_TASK TO CARRY OUT:_
Gather each line containing the string "name" from these entries.

>> START

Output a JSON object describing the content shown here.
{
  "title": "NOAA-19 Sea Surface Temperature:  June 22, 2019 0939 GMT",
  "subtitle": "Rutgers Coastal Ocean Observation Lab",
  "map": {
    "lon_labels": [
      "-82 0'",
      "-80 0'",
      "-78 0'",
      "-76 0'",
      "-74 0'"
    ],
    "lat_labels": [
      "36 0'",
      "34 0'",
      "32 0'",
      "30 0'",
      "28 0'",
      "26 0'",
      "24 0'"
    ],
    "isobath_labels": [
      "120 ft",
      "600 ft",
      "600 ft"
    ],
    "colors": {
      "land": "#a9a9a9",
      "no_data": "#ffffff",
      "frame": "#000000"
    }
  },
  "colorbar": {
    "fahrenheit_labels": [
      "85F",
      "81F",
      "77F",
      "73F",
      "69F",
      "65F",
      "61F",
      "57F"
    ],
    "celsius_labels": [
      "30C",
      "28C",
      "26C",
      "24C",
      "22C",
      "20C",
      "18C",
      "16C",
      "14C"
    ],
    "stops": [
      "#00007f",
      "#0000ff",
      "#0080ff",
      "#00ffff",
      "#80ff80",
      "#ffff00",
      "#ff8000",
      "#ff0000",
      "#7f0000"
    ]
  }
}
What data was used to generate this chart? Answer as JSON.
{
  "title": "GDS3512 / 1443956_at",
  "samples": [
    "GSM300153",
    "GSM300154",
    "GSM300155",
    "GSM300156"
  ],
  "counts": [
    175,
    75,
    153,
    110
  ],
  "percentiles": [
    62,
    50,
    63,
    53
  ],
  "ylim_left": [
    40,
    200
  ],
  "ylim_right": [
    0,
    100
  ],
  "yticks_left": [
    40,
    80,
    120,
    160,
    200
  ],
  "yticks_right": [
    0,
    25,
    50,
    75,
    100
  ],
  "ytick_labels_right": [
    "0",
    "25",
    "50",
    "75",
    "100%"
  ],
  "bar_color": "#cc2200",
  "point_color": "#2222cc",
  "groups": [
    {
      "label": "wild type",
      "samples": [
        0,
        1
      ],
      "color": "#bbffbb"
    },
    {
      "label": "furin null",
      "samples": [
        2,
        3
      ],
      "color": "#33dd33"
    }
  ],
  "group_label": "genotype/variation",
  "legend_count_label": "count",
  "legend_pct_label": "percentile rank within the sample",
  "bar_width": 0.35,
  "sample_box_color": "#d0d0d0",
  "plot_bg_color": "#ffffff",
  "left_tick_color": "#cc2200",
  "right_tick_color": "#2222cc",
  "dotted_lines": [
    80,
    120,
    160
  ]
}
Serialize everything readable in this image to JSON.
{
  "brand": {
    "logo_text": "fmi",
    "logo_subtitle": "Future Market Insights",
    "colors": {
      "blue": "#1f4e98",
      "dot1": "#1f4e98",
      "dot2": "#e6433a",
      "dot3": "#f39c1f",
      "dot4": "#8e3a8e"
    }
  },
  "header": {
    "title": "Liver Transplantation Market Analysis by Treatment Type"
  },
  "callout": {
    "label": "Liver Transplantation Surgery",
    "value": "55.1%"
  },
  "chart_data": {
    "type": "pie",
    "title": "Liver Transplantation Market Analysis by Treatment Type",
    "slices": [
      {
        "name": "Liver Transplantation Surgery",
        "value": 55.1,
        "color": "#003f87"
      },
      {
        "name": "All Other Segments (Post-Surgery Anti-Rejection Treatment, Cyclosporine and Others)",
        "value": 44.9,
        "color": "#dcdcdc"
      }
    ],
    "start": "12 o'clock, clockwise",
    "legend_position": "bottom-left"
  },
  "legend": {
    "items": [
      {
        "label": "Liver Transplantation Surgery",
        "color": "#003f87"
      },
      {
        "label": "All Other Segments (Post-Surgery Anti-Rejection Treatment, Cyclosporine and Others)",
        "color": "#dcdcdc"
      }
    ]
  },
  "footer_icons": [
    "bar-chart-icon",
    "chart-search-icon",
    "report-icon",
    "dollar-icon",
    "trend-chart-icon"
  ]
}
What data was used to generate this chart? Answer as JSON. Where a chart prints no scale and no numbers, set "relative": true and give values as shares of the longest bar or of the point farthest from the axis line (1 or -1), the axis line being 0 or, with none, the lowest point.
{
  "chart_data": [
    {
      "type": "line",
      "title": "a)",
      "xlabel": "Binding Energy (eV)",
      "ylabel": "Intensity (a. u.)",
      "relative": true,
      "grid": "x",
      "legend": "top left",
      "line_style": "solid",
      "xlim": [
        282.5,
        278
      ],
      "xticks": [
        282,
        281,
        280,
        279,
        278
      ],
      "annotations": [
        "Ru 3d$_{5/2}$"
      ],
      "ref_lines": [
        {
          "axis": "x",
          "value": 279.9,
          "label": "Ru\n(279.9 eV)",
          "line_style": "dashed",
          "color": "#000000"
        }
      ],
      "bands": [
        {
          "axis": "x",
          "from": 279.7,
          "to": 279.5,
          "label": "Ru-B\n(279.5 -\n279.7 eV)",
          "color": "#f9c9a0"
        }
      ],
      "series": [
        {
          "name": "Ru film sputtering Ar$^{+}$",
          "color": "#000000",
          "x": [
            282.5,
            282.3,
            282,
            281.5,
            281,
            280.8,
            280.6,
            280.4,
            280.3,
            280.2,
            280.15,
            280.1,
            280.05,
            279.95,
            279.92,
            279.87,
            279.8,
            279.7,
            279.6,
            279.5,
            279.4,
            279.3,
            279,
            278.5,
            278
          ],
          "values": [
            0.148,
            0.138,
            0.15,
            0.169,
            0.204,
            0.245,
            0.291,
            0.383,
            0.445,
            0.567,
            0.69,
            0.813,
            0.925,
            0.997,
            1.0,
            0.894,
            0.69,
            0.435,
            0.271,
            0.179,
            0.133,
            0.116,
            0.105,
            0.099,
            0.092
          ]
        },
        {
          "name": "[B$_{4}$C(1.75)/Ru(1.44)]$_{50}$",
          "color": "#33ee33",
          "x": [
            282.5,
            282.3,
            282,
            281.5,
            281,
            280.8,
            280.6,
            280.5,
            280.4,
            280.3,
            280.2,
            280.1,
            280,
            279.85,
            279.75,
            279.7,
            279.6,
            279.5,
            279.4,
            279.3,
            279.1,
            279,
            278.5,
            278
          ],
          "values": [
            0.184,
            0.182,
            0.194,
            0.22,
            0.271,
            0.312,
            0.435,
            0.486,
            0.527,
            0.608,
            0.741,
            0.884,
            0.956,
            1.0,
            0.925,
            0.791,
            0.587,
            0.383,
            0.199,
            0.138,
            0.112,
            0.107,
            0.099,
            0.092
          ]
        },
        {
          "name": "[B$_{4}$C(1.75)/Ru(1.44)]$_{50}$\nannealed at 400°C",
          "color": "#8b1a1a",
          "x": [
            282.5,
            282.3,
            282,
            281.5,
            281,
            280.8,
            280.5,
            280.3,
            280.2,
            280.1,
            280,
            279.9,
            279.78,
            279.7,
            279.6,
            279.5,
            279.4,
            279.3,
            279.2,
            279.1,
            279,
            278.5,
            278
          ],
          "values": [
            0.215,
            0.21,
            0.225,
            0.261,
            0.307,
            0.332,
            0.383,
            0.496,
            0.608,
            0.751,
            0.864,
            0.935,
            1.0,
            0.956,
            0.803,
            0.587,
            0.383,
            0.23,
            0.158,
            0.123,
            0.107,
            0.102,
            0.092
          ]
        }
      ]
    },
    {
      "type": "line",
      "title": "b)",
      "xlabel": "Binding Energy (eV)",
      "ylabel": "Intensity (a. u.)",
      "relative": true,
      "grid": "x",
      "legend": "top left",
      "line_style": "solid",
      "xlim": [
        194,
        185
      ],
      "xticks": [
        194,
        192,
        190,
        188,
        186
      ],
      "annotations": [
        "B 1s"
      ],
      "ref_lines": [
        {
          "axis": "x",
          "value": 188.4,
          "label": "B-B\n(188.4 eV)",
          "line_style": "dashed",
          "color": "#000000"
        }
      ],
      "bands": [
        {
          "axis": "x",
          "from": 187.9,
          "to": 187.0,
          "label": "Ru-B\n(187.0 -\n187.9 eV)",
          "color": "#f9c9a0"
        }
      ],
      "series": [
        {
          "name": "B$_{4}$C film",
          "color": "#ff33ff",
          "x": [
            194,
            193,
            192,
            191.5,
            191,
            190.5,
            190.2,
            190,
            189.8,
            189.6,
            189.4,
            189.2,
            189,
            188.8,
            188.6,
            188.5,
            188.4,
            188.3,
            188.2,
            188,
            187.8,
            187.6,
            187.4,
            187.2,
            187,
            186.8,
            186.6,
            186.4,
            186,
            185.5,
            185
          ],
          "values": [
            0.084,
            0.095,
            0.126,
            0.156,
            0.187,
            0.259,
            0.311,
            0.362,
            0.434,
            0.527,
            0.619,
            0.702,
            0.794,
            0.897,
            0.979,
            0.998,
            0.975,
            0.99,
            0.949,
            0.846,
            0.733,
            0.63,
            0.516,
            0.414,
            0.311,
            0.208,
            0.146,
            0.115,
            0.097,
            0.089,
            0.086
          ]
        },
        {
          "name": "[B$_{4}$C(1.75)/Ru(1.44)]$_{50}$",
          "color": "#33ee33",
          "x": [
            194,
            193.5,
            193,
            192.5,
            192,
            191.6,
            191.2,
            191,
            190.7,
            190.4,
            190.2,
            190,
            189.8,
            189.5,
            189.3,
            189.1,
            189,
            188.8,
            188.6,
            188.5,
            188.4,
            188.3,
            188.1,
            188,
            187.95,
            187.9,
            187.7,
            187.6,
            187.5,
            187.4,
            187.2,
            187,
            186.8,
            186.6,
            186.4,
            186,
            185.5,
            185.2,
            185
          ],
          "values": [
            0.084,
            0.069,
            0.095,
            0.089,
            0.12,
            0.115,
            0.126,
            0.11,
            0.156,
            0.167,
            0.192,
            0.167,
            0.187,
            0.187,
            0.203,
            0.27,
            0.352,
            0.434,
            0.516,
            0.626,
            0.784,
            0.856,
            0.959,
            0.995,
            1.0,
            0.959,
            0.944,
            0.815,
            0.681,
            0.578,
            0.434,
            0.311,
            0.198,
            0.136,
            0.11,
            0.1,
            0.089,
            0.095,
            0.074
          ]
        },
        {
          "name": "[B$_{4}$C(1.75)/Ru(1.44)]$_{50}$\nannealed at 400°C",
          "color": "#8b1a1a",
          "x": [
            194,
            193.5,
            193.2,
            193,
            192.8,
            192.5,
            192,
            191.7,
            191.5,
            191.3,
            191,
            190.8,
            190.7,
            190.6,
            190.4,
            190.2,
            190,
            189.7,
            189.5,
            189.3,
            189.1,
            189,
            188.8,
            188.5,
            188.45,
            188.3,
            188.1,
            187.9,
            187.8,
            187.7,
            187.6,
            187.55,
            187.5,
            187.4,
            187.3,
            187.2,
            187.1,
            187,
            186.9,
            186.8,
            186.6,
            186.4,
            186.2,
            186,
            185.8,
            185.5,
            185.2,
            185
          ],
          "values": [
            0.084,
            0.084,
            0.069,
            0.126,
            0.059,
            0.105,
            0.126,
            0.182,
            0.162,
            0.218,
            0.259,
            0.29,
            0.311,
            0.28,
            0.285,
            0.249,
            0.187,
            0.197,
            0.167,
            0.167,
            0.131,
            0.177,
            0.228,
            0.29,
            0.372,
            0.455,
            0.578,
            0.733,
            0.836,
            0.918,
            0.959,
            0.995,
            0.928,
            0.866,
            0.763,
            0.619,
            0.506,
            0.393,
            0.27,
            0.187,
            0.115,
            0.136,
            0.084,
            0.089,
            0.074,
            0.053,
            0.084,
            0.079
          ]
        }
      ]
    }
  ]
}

>> END

_SOLUTION:_
        "name": "Liver Transplantation Surgery",
        "name": "All Other Segments (Post-Surgery Anti-Rejection Treatment, Cyclosporine and Others)",
          "name": "Ru film sputtering Ar$^{+}$",
          "name": "[B$_{4}$C(1.75)/Ru(1.44)]$_{50}$",
          "name": "[B$_{4}$C(1.75)/Ru(1.44)]$_{50}$\nannealed at 400°C",
          "name": "B$_{4}$C film",
          "name": "[B$_{4}$C(1.75)/Ru(1.44)]$_{50}$",
          "name": "[B$_{4}$C(1.75)/Ru(1.44)]$_{50}$\nannealed at 400°C",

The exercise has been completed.